EXERCISE DIRECTIONS
Go through the records and give each one again exactly.

-- Start GIVEN DATA --

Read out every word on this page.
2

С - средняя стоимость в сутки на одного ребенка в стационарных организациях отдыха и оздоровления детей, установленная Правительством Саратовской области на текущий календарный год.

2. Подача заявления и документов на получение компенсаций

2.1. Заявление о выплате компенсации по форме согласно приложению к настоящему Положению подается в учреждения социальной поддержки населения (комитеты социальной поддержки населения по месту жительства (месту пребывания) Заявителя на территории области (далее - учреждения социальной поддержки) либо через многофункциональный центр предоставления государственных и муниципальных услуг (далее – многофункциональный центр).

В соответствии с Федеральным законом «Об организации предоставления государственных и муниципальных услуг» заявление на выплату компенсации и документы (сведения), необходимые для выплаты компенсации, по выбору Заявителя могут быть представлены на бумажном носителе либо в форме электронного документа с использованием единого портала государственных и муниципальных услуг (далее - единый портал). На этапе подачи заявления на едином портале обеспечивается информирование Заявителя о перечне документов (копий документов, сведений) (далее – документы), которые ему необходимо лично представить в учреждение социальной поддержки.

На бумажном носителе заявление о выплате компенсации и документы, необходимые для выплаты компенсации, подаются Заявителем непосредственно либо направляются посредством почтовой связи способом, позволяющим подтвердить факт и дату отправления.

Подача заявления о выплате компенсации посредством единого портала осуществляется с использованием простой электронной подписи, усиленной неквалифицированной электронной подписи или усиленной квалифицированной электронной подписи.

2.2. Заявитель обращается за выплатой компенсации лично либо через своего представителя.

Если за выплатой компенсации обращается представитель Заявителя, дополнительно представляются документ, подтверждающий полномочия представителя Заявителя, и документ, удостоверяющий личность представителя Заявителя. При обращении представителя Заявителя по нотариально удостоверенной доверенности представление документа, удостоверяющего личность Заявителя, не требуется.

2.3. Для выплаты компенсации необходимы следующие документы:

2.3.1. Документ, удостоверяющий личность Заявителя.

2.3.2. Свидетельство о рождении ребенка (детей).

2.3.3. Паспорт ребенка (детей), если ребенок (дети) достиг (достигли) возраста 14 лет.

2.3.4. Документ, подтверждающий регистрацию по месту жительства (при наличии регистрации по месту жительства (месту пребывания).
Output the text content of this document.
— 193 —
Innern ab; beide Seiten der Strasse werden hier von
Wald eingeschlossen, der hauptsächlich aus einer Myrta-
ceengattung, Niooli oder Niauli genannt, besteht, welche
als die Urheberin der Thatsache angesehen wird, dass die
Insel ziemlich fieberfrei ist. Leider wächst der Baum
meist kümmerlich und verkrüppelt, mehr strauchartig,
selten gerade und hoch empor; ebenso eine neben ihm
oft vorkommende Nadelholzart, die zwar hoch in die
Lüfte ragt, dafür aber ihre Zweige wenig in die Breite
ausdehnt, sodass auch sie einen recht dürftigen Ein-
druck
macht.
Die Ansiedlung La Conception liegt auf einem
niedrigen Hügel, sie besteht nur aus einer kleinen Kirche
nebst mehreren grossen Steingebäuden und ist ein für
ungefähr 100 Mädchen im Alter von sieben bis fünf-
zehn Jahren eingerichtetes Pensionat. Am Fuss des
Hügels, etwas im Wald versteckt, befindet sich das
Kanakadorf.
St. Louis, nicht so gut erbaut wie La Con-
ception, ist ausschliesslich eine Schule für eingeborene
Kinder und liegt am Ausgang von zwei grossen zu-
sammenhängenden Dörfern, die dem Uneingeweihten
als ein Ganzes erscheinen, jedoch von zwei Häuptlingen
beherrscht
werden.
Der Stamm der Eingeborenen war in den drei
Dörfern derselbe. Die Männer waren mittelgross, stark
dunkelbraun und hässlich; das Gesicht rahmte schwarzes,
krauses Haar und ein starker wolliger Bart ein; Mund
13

-- End GIVEN DATA --

TASK RESPONSE
Read out every word on this page.
2

С - средняя стоимость в сутки на одного ребенка в стационарных организациях отдыха и оздоровления детей, установленная Правительством Саратовской области на текущий календарный год.

2. Подача заявления и документов на получение компенсаций

2.1. Заявление о выплате компенсации по форме согласно приложению к настоящему Положению подается в учреждения социальной поддержки населения (комитеты социальной поддержки населения по месту жительства (месту пребывания) Заявителя на территории области (далее - учреждения социальной поддержки) либо через многофункциональный центр предоставления государственных и муниципальных услуг (далее – многофункциональный центр).

В соответствии с Федеральным законом «Об организации предоставления государственных и муниципальных услуг» заявление на выплату компенсации и документы (сведения), необходимые для выплаты компенсации, по выбору Заявителя могут быть представлены на бумажном носителе либо в форме электронного документа с использованием единого портала государственных и муниципальных услуг (далее - единый портал). На этапе подачи заявления на едином портале обеспечивается информирование Заявителя о перечне документов (копий документов, сведений) (далее – документы), которые ему необходимо лично представить в учреждение социальной поддержки.

На бумажном носителе заявление о выплате компенсации и документы, необходимые для выплаты компенсации, подаются Заявителем непосредственно либо направляются посредством почтовой связи способом, позволяющим подтвердить факт и дату отправления.

Подача заявления о выплате компенсации посредством единого портала осуществляется с использованием простой электронной подписи, усиленной неквалифицированной электронной подписи или усиленной квалифицированной электронной подписи.

2.2. Заявитель обращается за выплатой компенсации лично либо через своего представителя.

Если за выплатой компенсации обращается представитель Заявителя, дополнительно представляются документ, подтверждающий полномочия представителя Заявителя, и документ, удостоверяющий личность представителя Заявителя. При обращении представителя Заявителя по нотариально удостоверенной доверенности представление документа, удостоверяющего личность Заявителя, не требуется.

2.3. Для выплаты компенсации необходимы следующие документы:

2.3.1. Документ, удостоверяющий личность Заявителя.

2.3.2. Свидетельство о рождении ребенка (детей).

2.3.3. Паспорт ребенка (детей), если ребенок (дети) достиг (достигли) возраста 14 лет.

2.3.4. Документ, подтверждающий регистрацию по месту жительства (при наличии регистрации по месту жительства (месту пребывания).
Output the text content of this document.
— 193 —
Innern ab; beide Seiten der Strasse werden hier von
Wald eingeschlossen, der hauptsächlich aus einer Myrta-
ceengattung, Niooli oder Niauli genannt, besteht, welche
als die Urheberin der Thatsache angesehen wird, dass die
Insel ziemlich fieberfrei ist. Leider wächst der Baum
meist kümmerlich und verkrüppelt, mehr strauchartig,
selten gerade und hoch empor; ebenso eine neben ihm
oft vorkommende Nadelholzart, die zwar hoch in die
Lüfte ragt, dafür aber ihre Zweige wenig in die Breite
ausdehnt, sodass auch sie einen recht dürftigen Ein-
druck
macht.
Die Ansiedlung La Conception liegt auf einem
niedrigen Hügel, sie besteht nur aus einer kleinen Kirche
nebst mehreren grossen Steingebäuden und ist ein für
ungefähr 100 Mädchen im Alter von sieben bis fünf-
zehn Jahren eingerichtetes Pensionat. Am Fuss des
Hügels, etwas im Wald versteckt, befindet sich das
Kanakadorf.
St. Louis, nicht so gut erbaut wie La Con-
ception, ist ausschliesslich eine Schule für eingeborene
Kinder und liegt am Ausgang von zwei grossen zu-
sammenhängenden Dörfern, die dem Uneingeweihten
als ein Ganzes erscheinen, jedoch von zwei Häuptlingen
beherrscht
werden.
Der Stamm der Eingeborenen war in den drei
Dörfern derselbe. Die Männer waren mittelgross, stark
dunkelbraun und hässlich; das Gesicht rahmte schwarzes,
krauses Haar und ein starker wolliger Bart ein; Mund
13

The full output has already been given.